Every line that contains the word "name" should be copied.
▶
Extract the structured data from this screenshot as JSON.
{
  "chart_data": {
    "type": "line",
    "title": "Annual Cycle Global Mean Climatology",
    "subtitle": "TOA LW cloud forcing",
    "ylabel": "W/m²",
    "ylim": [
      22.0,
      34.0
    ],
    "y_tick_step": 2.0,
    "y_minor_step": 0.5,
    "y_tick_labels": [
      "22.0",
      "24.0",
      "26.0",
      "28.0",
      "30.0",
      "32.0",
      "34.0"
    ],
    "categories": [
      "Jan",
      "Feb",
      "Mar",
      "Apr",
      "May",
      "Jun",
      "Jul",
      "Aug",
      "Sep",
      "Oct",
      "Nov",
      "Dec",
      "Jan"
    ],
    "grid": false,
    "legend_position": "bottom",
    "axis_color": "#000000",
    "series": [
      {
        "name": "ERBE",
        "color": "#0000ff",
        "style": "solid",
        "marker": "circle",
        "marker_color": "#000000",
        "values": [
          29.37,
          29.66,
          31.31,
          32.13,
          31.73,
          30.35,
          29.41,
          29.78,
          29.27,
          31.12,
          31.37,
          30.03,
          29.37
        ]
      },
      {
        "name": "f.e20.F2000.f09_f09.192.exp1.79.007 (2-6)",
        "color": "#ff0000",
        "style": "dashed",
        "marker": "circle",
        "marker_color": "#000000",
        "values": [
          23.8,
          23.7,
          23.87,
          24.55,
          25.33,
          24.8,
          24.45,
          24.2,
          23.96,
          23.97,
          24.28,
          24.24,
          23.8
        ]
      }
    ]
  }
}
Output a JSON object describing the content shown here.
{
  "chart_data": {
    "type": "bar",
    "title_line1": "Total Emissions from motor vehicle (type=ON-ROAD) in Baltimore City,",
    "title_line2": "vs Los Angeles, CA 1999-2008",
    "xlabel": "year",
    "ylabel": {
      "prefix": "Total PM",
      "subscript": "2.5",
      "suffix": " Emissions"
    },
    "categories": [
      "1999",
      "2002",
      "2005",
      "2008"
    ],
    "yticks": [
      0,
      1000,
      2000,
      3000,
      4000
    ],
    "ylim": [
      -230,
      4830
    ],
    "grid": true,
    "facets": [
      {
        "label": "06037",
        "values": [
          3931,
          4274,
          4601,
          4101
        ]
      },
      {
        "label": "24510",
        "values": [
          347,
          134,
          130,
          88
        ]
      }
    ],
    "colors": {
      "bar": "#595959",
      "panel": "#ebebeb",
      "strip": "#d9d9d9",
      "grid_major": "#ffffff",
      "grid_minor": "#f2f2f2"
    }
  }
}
◀
> Problem solution:
        "name": "ERBE",
        "name": "f.e20.F2000.f09_f09.192.exp1.79.007 (2-6)",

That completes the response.